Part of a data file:
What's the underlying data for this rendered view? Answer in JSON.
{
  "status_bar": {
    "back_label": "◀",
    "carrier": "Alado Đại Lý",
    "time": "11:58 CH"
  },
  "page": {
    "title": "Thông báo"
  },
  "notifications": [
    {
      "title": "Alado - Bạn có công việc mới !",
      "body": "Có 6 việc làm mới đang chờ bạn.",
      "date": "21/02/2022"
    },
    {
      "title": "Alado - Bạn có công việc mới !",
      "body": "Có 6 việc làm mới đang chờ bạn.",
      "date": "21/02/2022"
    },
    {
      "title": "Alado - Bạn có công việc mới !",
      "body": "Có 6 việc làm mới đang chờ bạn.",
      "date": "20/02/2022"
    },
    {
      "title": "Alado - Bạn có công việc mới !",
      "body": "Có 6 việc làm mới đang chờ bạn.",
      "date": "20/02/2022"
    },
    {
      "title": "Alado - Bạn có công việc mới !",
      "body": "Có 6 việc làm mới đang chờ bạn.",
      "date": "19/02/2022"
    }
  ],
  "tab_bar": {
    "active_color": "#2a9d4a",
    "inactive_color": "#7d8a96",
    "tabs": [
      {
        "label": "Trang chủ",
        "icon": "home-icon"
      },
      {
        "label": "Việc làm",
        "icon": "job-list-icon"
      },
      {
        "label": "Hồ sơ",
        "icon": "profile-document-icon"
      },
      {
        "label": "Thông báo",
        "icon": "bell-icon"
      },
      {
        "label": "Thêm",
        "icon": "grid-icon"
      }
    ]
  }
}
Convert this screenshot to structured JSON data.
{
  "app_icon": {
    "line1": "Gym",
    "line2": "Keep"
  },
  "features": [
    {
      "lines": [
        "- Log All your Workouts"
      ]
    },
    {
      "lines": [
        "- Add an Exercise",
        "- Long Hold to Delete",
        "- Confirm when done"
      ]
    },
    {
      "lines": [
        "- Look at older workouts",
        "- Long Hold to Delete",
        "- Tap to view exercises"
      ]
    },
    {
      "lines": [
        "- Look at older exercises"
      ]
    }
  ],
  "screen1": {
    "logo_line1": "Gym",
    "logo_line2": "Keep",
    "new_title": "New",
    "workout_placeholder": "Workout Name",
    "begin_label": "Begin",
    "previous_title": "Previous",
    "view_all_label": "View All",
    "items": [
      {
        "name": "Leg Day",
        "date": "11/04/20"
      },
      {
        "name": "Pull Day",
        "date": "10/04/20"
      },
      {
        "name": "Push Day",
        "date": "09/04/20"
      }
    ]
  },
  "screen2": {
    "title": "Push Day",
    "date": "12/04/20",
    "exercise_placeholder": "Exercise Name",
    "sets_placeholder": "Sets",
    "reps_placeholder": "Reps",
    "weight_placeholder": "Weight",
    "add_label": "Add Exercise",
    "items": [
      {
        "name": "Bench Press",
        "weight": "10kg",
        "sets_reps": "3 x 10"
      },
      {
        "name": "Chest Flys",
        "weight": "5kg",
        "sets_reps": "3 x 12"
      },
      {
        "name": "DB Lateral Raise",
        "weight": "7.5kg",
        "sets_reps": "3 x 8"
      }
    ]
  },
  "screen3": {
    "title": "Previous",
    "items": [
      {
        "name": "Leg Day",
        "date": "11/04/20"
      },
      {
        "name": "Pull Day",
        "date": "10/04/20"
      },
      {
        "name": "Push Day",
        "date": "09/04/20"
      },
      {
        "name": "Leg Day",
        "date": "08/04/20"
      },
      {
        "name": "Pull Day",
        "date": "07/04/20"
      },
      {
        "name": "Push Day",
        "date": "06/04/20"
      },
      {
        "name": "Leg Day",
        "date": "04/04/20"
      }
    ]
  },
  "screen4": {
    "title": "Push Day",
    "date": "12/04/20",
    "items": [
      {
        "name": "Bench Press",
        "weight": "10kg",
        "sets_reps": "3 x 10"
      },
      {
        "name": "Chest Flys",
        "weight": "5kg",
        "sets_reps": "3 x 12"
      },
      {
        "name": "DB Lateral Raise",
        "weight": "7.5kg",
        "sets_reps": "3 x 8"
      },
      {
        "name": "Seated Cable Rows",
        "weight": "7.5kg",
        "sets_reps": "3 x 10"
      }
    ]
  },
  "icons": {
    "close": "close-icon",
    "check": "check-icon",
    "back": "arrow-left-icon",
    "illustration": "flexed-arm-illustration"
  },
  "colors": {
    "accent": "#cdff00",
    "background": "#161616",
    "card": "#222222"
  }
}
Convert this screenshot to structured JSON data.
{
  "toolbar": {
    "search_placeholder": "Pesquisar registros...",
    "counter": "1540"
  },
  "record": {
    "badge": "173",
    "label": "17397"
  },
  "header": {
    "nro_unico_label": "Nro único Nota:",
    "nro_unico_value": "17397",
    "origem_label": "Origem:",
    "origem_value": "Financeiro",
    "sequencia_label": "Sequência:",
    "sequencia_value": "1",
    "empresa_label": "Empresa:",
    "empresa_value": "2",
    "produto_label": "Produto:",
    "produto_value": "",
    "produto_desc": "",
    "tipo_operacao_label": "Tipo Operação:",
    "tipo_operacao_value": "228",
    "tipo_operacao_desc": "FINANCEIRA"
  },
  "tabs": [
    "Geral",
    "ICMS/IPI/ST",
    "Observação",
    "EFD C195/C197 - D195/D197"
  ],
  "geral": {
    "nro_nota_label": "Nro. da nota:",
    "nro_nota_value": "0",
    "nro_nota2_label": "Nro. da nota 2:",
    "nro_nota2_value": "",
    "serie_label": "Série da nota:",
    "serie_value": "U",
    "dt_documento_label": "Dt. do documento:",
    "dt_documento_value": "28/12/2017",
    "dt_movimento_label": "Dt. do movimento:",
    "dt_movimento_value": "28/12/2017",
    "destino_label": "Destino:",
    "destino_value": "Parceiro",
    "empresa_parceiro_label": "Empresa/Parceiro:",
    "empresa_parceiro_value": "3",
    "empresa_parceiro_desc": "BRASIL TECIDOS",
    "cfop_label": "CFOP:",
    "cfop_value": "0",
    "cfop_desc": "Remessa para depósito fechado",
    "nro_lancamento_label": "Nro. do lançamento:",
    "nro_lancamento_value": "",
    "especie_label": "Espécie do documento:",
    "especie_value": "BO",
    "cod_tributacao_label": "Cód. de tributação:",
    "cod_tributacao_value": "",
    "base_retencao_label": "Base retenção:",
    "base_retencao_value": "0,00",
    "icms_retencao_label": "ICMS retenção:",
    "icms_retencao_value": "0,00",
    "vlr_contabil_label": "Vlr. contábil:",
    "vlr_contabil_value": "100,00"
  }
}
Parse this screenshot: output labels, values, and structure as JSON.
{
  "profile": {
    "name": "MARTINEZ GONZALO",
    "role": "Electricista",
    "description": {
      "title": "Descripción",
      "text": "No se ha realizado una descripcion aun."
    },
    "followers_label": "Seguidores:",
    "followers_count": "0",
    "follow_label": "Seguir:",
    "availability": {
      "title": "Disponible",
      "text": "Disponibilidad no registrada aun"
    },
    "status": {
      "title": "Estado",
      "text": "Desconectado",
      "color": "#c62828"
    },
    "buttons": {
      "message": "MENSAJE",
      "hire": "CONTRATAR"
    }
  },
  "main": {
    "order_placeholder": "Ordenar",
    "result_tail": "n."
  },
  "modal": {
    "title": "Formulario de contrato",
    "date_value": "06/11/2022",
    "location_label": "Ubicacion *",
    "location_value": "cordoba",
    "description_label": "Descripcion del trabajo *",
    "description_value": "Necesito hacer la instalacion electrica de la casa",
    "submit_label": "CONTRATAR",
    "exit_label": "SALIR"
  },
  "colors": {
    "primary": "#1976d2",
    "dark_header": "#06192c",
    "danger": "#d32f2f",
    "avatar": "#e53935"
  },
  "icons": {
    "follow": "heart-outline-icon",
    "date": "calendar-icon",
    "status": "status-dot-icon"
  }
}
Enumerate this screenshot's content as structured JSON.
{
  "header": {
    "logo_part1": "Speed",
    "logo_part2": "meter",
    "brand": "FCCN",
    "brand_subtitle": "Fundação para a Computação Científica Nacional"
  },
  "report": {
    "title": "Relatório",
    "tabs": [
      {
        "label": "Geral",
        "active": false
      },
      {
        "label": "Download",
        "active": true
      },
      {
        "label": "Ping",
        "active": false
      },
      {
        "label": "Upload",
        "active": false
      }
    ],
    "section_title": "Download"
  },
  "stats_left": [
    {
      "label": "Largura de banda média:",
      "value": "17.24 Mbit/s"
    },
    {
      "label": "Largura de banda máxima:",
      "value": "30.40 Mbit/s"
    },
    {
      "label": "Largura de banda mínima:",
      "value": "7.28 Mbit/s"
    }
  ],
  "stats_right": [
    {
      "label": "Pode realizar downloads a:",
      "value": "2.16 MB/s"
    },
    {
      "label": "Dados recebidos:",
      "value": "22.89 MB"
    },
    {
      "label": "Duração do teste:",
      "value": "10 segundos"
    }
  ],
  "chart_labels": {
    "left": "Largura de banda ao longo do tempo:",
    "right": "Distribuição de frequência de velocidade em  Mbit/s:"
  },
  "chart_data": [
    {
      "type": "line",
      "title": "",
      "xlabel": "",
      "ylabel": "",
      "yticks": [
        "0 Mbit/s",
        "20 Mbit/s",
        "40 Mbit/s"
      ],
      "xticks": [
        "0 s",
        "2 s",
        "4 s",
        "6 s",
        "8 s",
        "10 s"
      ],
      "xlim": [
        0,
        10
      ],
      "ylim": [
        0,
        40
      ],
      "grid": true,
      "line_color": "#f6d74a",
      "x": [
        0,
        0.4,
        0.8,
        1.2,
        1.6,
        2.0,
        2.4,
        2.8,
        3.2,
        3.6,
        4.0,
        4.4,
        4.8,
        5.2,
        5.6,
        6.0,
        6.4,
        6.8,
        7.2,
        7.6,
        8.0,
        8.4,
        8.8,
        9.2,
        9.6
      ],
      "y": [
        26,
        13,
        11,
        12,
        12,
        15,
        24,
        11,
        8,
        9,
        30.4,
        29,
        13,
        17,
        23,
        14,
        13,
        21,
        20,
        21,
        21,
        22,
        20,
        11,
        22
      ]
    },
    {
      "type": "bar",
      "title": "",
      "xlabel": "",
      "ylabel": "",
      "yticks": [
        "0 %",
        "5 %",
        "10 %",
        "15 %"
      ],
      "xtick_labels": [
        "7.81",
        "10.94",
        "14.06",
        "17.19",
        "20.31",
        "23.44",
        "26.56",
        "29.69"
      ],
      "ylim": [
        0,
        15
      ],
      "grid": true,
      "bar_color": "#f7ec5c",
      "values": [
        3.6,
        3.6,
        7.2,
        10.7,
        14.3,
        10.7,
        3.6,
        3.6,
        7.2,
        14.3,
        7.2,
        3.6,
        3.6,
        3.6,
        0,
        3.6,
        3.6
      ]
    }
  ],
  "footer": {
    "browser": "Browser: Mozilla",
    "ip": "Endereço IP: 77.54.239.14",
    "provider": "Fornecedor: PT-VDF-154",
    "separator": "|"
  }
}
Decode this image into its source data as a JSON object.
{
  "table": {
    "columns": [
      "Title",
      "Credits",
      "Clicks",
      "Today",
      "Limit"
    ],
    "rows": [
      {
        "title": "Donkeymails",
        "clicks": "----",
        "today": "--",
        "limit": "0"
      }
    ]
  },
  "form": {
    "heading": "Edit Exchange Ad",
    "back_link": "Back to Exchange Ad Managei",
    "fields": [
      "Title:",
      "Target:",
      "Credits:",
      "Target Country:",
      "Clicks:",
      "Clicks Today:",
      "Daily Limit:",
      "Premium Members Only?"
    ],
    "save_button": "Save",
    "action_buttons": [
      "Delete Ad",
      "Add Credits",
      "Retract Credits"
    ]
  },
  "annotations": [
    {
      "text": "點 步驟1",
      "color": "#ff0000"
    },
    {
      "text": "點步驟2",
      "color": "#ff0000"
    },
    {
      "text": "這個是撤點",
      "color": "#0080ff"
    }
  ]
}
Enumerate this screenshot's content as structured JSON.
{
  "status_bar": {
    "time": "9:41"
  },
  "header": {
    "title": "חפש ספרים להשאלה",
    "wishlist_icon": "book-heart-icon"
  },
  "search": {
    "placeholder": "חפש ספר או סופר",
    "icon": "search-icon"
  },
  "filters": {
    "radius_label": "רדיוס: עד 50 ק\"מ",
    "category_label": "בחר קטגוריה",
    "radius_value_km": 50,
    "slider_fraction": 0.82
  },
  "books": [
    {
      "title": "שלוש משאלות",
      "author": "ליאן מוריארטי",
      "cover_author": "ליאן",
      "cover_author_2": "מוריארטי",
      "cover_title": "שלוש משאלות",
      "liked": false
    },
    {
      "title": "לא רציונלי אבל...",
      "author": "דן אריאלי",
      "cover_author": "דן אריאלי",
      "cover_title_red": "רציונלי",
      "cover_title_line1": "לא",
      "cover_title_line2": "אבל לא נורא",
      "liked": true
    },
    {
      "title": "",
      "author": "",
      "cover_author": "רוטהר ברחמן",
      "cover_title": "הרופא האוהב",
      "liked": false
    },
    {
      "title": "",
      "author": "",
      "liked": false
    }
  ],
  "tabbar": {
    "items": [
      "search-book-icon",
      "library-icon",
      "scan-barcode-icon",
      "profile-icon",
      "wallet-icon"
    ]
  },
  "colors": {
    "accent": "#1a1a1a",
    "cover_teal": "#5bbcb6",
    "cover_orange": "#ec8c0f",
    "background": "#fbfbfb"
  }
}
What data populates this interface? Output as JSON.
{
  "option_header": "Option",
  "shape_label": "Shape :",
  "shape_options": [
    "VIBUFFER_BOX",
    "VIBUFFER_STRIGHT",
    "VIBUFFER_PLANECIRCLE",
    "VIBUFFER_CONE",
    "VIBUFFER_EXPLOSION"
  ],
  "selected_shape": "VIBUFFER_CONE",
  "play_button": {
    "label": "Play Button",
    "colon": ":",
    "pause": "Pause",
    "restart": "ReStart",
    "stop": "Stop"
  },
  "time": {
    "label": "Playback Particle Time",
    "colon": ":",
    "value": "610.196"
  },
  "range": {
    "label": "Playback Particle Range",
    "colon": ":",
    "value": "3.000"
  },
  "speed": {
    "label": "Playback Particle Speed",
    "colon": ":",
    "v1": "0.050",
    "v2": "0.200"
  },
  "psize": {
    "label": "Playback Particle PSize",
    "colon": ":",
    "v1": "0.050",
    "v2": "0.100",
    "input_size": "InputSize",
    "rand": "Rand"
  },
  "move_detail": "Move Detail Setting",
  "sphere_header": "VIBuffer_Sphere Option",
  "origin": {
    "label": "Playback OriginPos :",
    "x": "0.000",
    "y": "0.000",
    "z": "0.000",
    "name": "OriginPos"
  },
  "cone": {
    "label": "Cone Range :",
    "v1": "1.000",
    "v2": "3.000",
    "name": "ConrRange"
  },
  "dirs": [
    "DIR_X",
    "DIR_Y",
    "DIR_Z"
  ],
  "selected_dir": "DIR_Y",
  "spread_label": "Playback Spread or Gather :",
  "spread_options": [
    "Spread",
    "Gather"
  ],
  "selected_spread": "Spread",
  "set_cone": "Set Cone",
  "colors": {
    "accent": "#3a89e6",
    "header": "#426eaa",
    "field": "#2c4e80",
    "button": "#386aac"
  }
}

→ Exercise directions: From the line with "What data populates" to the last line of the material, give every line again exactly, and only those lines.

→ Result of the exercise:
What data populates this interface? Output as JSON.
{
  "option_header": "Option",
  "shape_label": "Shape :",
  "shape_options": [
    "VIBUFFER_BOX",
    "VIBUFFER_STRIGHT",
    "VIBUFFER_PLANECIRCLE",
    "VIBUFFER_CONE",
    "VIBUFFER_EXPLOSION"
  ],
  "selected_shape": "VIBUFFER_CONE",
  "play_button": {
    "label": "Play Button",
    "colon": ":",
    "pause": "Pause",
    "restart": "ReStart",
    "stop": "Stop"
  },
  "time": {
    "label": "Playback Particle Time",
    "colon": ":",
    "value": "610.196"
  },
  "range": {
    "label": "Playback Particle Range",
    "colon": ":",
    "value": "3.000"
  },
  "speed": {
    "label": "Playback Particle Speed",
    "colon": ":",
    "v1": "0.050",
    "v2": "0.200"
  },
  "psize": {
    "label": "Playback Particle PSize",
    "colon": ":",
    "v1": "0.050",
    "v2": "0.100",
    "input_size": "InputSize",
    "rand": "Rand"
  },
  "move_detail": "Move Detail Setting",
  "sphere_header": "VIBuffer_Sphere Option",
  "origin": {
    "label": "Playback OriginPos :",
    "x": "0.000",
    "y": "0.000",
    "z": "0.000",
    "name": "OriginPos"
  },
  "cone": {
    "label": "Cone Range :",
    "v1": "1.000",
    "v2": "3.000",
    "name": "ConrRange"
  },
  "dirs": [
    "DIR_X",
    "DIR_Y",
    "DIR_Z"
  ],
  "selected_dir": "DIR_Y",
  "spread_label": "Playback Spread or Gather :",
  "spread_options": [
    "Spread",
    "Gather"
  ],
  "selected_spread": "Spread",
  "set_cone": "Set Cone",
  "colors": {
    "accent": "#3a89e6",
    "header": "#426eaa",
    "field": "#2c4e80",
    "button": "#386aac"
  }
}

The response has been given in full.